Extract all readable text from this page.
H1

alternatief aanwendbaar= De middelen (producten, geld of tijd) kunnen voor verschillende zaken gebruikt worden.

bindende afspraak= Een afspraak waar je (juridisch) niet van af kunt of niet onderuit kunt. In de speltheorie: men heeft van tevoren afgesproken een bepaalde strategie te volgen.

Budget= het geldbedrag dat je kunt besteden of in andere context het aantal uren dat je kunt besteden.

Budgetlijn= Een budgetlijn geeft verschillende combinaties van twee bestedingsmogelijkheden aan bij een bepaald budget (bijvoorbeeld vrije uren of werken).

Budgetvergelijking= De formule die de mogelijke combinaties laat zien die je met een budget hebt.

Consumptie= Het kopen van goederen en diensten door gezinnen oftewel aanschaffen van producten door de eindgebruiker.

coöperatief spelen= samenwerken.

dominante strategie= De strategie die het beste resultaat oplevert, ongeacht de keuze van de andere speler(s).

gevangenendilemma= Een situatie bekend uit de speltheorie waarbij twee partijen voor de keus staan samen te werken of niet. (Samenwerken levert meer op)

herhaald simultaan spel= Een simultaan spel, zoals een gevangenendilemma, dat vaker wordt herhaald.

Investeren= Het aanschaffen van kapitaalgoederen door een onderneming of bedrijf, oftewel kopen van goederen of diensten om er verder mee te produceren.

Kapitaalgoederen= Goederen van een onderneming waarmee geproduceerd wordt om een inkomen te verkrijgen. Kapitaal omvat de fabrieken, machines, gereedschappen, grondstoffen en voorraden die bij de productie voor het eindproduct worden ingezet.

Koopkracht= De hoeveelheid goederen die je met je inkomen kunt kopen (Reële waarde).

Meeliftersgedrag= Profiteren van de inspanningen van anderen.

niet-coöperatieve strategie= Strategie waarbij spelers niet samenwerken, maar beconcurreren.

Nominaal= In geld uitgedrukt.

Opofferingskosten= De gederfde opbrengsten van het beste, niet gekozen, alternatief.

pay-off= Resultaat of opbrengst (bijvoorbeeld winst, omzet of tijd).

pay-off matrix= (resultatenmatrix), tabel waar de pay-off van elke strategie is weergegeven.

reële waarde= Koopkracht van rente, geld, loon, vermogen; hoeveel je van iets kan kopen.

******

Task to carry out
Filter the listing above by the word "bijvoorbeeld"; copy each line that passes.

Problem solution
Budgetlijn= Een budgetlijn geeft verschillende combinaties van twee bestedingsmogelijkheden aan bij een bepaald budget (bijvoorbeeld vrije uren of werken).
pay-off= Resultaat of opbrengst (bijvoorbeeld winst, omzet of tijd).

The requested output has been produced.